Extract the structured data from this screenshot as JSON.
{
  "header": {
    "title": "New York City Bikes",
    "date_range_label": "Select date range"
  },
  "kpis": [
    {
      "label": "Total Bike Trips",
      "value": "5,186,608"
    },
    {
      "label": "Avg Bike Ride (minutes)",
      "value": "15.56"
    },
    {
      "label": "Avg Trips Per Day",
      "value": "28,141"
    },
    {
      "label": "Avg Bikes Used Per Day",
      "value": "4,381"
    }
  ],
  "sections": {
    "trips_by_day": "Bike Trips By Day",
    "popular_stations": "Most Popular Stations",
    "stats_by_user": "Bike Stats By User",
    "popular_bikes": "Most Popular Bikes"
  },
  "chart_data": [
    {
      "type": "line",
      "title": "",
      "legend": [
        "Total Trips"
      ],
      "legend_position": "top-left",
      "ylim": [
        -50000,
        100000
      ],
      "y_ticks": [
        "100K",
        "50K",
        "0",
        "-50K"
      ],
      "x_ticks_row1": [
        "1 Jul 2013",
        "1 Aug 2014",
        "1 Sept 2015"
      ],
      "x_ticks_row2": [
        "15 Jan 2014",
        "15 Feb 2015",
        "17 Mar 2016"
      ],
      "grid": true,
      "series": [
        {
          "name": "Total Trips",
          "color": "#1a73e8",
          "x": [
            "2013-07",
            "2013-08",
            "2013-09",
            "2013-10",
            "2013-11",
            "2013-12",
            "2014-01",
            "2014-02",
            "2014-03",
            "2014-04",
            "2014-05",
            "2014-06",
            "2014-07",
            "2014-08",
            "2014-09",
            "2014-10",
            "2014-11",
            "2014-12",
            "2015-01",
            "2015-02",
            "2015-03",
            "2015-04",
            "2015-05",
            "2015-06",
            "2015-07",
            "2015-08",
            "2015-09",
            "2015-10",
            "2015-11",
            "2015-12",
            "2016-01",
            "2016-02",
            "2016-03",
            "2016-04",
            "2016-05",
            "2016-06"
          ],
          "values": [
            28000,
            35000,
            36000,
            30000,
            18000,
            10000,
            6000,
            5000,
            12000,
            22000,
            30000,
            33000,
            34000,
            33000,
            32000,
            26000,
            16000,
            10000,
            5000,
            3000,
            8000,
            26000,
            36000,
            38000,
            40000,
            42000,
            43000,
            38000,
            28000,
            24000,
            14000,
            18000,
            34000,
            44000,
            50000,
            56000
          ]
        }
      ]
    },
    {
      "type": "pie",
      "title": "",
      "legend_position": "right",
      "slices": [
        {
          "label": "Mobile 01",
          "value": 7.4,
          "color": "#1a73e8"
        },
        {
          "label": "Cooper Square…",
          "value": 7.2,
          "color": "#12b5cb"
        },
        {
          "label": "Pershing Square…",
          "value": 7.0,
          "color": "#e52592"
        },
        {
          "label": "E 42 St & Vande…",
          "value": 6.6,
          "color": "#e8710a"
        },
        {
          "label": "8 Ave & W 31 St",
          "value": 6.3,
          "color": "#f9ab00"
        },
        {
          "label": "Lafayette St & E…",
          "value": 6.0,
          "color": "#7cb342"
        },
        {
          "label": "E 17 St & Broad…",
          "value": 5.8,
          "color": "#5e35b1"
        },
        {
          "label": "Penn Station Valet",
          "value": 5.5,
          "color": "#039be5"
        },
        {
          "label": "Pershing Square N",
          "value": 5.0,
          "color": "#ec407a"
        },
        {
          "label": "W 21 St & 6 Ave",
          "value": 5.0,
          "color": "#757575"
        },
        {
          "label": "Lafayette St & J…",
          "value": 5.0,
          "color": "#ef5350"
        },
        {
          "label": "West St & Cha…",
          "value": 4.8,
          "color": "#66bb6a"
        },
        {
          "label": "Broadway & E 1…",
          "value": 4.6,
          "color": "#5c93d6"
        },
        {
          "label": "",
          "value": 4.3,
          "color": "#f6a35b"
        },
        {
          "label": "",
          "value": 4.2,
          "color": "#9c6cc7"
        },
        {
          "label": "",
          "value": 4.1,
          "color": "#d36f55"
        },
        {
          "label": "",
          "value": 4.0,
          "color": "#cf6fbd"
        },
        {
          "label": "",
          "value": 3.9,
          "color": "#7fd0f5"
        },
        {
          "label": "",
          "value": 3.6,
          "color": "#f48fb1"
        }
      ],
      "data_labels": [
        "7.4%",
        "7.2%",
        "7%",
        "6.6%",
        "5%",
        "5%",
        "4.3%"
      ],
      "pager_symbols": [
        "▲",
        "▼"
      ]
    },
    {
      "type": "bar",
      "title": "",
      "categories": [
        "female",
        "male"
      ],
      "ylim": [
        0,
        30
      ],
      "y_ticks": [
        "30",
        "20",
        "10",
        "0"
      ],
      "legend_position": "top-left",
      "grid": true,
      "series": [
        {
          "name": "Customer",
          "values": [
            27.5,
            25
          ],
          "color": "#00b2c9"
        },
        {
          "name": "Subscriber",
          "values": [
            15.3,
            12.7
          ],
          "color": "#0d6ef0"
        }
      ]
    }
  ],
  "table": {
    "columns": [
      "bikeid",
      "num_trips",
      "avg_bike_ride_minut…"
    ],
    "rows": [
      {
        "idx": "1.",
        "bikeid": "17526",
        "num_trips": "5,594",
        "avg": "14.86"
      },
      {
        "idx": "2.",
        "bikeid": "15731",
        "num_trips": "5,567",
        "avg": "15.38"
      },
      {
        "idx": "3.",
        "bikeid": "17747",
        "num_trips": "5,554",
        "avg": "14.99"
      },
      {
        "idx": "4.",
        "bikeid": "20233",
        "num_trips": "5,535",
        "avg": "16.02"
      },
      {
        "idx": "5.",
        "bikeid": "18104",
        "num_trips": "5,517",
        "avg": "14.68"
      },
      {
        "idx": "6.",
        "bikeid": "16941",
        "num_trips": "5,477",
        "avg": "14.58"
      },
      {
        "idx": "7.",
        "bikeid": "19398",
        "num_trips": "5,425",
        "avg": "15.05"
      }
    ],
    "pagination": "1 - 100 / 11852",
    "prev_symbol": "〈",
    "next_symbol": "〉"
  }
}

_ _ _ _ _ _ _

- WHAT YOU NEED TO DO: Using the listing above, work out how many of its lines include "Most", and give only the result.

- COMPLETED EXERCISE: 2